▶ Document text

(begin)

This document provides an introduction to the feature Activity Controlled Frame rate (ACF). ACF rate control provides a mechanism for drastically reducing the amount of required storage by significantly reducing the frame rate of the video during periods of inactivity but returning to normal frame rate immediately upon detection of activity.

Contents

1 INTRODUCTION

2 QUICK INSTALLATION

3 ACF

3.1 Advantages of ACF

3.2 How ACF works

3.3 Estimating ACF savings

4 CONFIGURATION

5 ACF, ANALYTICS AND EVENTS

6 FREQUENTLY ASKED QUESTIONS

References

Terminology

1 INTRODUCTION

This document provides an introduction to Activity Controlled Frame rate control (ACF). ACF rate control provides a mechanism for drastically reducing the amount of required storage by significantly reducing the frame rate of the video during periods of inactivity but returning to normal frame rate immediately upon detection of activity.

When selected, ACF automatically controls the frame rate, and consequently the bitrate, of a video stream, based on the amount of activity occurring in front of the camera. During periods of activity, video is streamed using the standard video configuration for the stream. In this case ACF is said to be in an active mode. However, during periods of sustained inactivity ACF significantly reduces the necessary bandwidth and storage requirements by automatically reducing the frame rate. In this case ACF is said to be in a passive mode. The process of determining whether to switch between modes is known as activity detection.

Activity detection is achieved using an Analytics Activity Filter. As such ACF must use a Qualification process as with Analytics. Analytics and Qualification are discussed in much greater detail in [1].

This document refers to the IndigoVision 2.12.0 8000 release firmware.

2 QUICK INSTALLATION

This section provides a quick guide to configuring ACF. However, for best results and more detailed configuration information further reading is recommended.

Assuming that Control Center has been installed and configured, and that the transmitter has been configured for normal video operation:

1. Select Site Setup in Control Center and select transmitter to configure

2. Click on the Configure tab

3. Select Video to access the Video Configuration page

4. Choose stream for which you wish to use ACF e.g. “Stream 1”

(end)

▶ Data extract

(begin)

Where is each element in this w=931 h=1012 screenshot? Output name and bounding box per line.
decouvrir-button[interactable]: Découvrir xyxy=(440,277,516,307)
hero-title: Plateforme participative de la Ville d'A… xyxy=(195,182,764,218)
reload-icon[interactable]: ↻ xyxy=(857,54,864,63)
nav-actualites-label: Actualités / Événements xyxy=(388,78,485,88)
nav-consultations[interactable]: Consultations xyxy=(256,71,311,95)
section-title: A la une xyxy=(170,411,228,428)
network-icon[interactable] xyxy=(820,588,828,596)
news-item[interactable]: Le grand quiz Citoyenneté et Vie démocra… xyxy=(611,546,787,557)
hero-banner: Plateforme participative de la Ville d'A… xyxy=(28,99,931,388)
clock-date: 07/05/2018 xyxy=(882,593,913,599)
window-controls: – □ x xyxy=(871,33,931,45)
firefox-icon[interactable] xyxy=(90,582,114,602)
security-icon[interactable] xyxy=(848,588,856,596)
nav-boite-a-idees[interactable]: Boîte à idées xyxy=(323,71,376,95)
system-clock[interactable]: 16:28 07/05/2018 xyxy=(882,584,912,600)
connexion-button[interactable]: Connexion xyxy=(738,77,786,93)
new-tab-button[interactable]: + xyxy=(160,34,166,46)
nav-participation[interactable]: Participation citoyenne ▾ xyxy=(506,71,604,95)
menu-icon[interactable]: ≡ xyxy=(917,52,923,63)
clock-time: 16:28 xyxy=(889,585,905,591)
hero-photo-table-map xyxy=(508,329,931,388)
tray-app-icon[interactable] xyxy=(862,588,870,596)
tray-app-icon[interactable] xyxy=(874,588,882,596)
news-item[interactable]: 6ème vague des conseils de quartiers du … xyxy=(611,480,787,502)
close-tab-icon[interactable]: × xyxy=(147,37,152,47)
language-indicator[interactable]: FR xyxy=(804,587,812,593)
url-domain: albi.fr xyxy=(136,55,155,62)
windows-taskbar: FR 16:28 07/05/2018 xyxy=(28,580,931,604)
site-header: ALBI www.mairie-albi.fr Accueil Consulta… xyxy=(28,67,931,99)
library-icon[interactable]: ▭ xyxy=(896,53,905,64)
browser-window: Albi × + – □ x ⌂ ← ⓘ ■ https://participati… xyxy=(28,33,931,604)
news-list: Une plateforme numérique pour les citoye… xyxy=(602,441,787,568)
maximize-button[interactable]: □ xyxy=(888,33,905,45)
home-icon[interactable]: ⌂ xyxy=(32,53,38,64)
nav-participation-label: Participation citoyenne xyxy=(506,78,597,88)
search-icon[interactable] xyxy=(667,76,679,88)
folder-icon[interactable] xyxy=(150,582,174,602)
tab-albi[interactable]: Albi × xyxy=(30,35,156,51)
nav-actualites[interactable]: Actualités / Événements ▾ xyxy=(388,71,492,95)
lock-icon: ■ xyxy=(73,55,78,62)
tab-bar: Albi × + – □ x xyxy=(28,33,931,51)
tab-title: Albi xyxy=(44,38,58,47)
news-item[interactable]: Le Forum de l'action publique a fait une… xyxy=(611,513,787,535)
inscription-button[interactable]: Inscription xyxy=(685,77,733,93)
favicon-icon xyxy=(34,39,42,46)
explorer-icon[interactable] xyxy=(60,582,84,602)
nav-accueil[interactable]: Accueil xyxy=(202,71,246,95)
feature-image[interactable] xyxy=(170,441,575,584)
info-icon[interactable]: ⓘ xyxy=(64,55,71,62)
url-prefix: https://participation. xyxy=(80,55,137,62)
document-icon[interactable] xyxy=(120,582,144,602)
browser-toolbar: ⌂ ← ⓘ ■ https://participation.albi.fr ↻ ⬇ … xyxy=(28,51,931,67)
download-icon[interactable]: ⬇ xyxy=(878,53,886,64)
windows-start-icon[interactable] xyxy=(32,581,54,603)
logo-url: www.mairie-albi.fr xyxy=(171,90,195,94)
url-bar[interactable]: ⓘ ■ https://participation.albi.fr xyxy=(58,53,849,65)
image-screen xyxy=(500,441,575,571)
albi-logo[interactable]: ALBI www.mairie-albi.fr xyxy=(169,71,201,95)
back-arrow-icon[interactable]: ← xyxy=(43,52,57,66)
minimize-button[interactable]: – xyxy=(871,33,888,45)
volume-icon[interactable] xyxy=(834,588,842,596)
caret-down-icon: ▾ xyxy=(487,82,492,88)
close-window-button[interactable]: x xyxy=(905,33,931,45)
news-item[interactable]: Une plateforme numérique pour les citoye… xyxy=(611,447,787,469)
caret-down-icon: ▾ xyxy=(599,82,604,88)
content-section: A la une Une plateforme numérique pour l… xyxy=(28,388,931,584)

(end)

Please echo the part of the ACF document that opens with the words containing "Activity detection is" and closes with "8000 release firmware.".

Activity detection is achieved using an Analytics Activity Filter. As such ACF must use a Qualification process as with Analytics. Analytics and Qualification are discussed in much greater detail in [1].

This document refers to the IndigoVision 2.12.0 8000 release firmware.